OBJECTIVE:
Which lines below hold the word "Estocolmo"? Copy all of them.

___

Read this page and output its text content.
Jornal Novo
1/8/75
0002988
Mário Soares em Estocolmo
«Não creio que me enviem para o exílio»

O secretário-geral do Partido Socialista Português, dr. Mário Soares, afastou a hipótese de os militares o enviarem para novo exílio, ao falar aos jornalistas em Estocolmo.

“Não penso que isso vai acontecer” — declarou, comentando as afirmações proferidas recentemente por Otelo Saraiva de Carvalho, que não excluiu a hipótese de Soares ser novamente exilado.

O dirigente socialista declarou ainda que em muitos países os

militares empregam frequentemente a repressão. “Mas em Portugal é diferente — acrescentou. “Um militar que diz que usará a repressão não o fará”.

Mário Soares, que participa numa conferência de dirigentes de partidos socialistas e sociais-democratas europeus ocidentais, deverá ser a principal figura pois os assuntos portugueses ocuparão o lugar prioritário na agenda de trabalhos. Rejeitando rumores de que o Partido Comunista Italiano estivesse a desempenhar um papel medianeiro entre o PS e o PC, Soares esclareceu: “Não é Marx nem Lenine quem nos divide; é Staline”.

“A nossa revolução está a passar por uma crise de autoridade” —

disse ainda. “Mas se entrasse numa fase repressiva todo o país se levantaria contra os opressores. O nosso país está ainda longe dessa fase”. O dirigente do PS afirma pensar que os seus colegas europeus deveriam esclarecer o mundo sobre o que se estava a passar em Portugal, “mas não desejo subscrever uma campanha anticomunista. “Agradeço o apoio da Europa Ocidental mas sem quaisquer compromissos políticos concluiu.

___

TASK ANSWER:
Mário Soares em Estocolmo
O secretário-geral do Partido Socialista Português, dr. Mário Soares, afastou a hipótese de os militares o enviarem para novo exílio, ao falar aos jornalistas em Estocolmo.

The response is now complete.